**TASK TO CARRY OUT:** Rewrite all of the data below, substituting "07/08/2025" for each occurrence of "07/07/2025" and leaving everything else unchanged. Omit the pictures from your answer.

**INPUT DATA:**

=-=-=-=-=

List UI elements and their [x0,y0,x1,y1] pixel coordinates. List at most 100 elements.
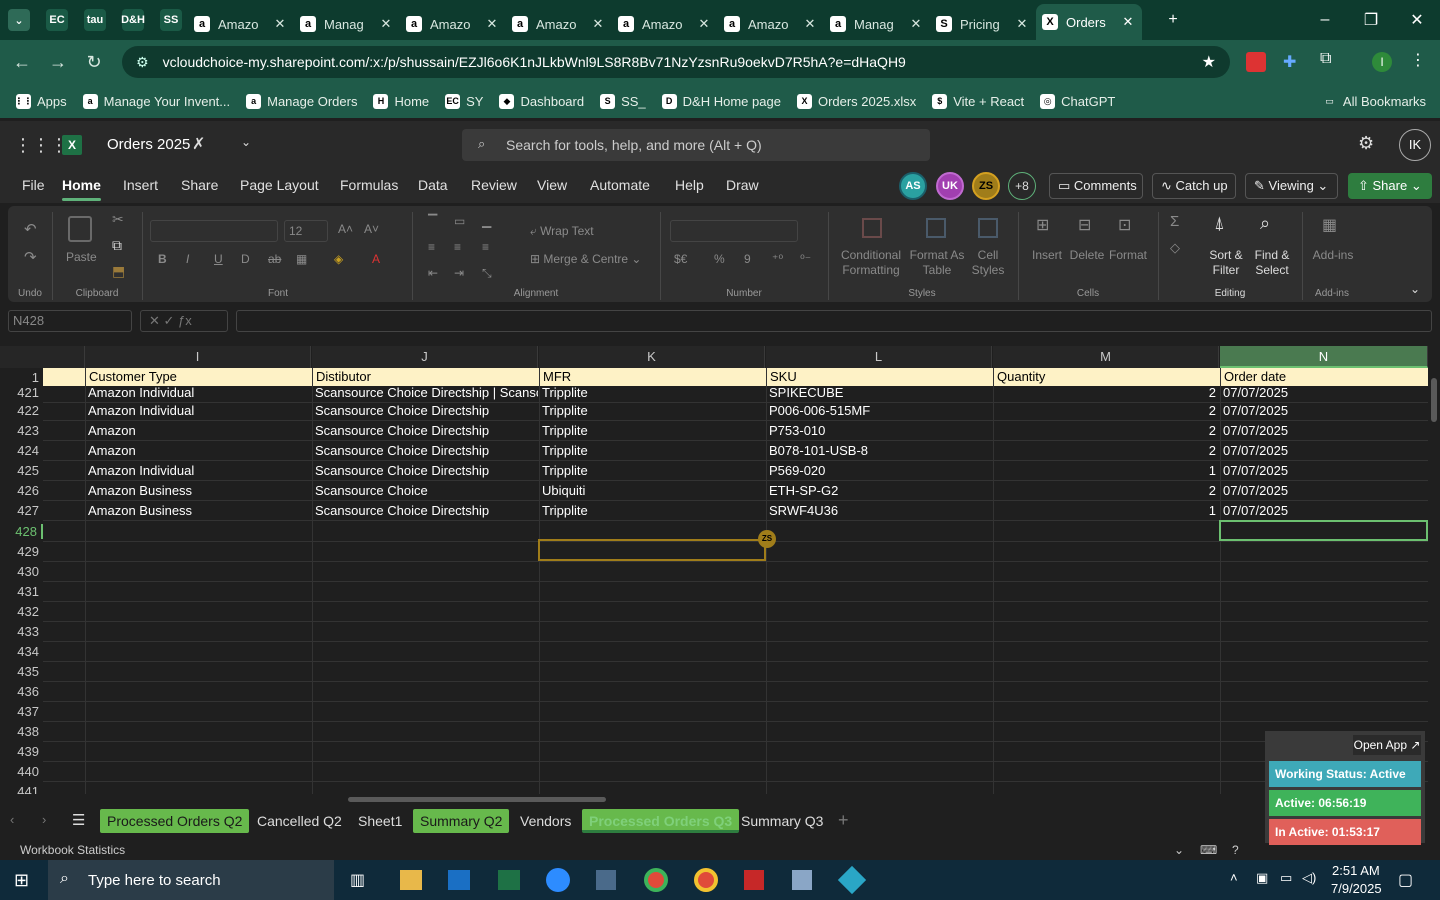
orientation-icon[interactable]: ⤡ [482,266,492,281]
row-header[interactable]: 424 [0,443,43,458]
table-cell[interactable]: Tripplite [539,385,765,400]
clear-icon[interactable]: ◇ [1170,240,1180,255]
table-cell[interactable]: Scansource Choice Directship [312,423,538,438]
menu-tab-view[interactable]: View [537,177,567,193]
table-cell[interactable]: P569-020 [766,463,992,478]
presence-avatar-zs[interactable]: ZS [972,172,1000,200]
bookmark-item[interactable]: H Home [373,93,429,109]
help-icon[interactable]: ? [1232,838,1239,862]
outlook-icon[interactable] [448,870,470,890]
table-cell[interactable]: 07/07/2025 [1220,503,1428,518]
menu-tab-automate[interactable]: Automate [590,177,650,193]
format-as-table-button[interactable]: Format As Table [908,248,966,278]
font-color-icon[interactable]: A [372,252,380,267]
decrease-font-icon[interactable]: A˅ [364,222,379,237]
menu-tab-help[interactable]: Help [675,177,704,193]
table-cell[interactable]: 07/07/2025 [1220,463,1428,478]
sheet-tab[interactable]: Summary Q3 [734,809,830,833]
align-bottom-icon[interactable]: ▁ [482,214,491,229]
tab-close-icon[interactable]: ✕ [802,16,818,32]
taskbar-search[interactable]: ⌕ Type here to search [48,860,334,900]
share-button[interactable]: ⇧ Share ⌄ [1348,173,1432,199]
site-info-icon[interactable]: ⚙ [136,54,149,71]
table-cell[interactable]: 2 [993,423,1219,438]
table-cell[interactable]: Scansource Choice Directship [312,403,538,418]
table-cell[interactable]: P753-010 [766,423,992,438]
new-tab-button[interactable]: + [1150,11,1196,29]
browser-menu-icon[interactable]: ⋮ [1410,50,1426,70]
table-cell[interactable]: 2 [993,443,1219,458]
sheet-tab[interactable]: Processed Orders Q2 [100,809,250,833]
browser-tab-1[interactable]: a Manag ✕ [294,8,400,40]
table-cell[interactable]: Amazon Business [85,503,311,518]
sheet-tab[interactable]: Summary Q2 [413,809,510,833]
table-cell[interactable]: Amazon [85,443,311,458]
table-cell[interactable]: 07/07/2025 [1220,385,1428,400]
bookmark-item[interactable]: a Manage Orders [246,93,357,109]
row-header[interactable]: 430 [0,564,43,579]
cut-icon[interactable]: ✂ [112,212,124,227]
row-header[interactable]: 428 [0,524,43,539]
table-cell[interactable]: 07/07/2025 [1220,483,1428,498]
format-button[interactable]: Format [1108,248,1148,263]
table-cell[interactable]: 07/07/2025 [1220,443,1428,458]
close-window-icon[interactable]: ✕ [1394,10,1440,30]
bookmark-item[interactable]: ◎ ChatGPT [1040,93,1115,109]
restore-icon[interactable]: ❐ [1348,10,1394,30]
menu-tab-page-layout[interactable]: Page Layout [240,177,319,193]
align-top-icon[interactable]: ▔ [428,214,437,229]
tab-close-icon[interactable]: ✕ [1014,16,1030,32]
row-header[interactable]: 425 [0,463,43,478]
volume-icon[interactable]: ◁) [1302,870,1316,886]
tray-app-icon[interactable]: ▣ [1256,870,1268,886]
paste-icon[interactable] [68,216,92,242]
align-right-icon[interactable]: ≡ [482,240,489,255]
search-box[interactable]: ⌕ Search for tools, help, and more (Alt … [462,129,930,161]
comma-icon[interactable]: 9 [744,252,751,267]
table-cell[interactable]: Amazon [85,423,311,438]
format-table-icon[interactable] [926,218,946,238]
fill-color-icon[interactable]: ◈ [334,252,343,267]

=-=-=-=-=

**FINISHED TASK:**
List UI elements and their [x0,y0,x1,y1] pixel coordinates. List at most 100 elements.
orientation-icon[interactable]: ⤡ [482,266,492,281]
row-header[interactable]: 424 [0,443,43,458]
table-cell[interactable]: Tripplite [539,385,765,400]
clear-icon[interactable]: ◇ [1170,240,1180,255]
table-cell[interactable]: Scansource Choice Directship [312,423,538,438]
menu-tab-view[interactable]: View [537,177,567,193]
table-cell[interactable]: P569-020 [766,463,992,478]
presence-avatar-zs[interactable]: ZS [972,172,1000,200]
bookmark-item[interactable]: H Home [373,93,429,109]
help-icon[interactable]: ? [1232,838,1239,862]
outlook-icon[interactable] [448,870,470,890]
table-cell[interactable]: 07/08/2025 [1220,503,1428,518]
menu-tab-automate[interactable]: Automate [590,177,650,193]
format-as-table-button[interactable]: Format As Table [908,248,966,278]
font-color-icon[interactable]: A [372,252,380,267]
decrease-font-icon[interactable]: A˅ [364,222,379,237]
menu-tab-help[interactable]: Help [675,177,704,193]
table-cell[interactable]: 07/08/2025 [1220,463,1428,478]
sheet-tab[interactable]: Summary Q3 [734,809,830,833]
align-bottom-icon[interactable]: ▁ [482,214,491,229]
tab-close-icon[interactable]: ✕ [802,16,818,32]
taskbar-search[interactable]: ⌕ Type here to search [48,860,334,900]
share-button[interactable]: ⇧ Share ⌄ [1348,173,1432,199]
site-info-icon[interactable]: ⚙ [136,54,149,71]
table-cell[interactable]: 2 [993,423,1219,438]
table-cell[interactable]: Scansource Choice Directship [312,403,538,418]
table-cell[interactable]: P753-010 [766,423,992,438]
new-tab-button[interactable]: + [1150,11,1196,29]
browser-menu-icon[interactable]: ⋮ [1410,50,1426,70]
table-cell[interactable]: 2 [993,443,1219,458]
sheet-tab[interactable]: Processed Orders Q2 [100,809,250,833]
browser-tab-1[interactable]: a Manag ✕ [294,8,400,40]
table-cell[interactable]: Amazon Business [85,503,311,518]
sheet-tab[interactable]: Summary Q2 [413,809,510,833]
table-cell[interactable]: Amazon [85,443,311,458]
table-cell[interactable]: 07/08/2025 [1220,385,1428,400]
bookmark-item[interactable]: a Manage Orders [246,93,357,109]
row-header[interactable]: 430 [0,564,43,579]
cut-icon[interactable]: ✂ [112,212,124,227]
row-header[interactable]: 428 [0,524,43,539]
table-cell[interactable]: 07/08/2025 [1220,483,1428,498]
format-button[interactable]: Format [1108,248,1148,263]
table-cell[interactable]: 07/08/2025 [1220,443,1428,458]
close-window-icon[interactable]: ✕ [1394,10,1440,30]
bookmark-item[interactable]: ◎ ChatGPT [1040,93,1115,109]
restore-icon[interactable]: ❐ [1348,10,1394,30]
menu-tab-page-layout[interactable]: Page Layout [240,177,319,193]
align-top-icon[interactable]: ▔ [428,214,437,229]
tab-close-icon[interactable]: ✕ [1014,16,1030,32]
row-header[interactable]: 425 [0,463,43,478]
volume-icon[interactable]: ◁) [1302,870,1316,886]
tray-app-icon[interactable]: ▣ [1256,870,1268,886]
paste-icon[interactable] [68,216,92,242]
align-right-icon[interactable]: ≡ [482,240,489,255]
search-box[interactable]: ⌕ Search for tools, help, and more (Alt … [462,129,930,161]
comma-icon[interactable]: 9 [744,252,751,267]
table-cell[interactable]: Amazon [85,423,311,438]
format-table-icon[interactable] [926,218,946,238]
fill-color-icon[interactable]: ◈ [334,252,343,267]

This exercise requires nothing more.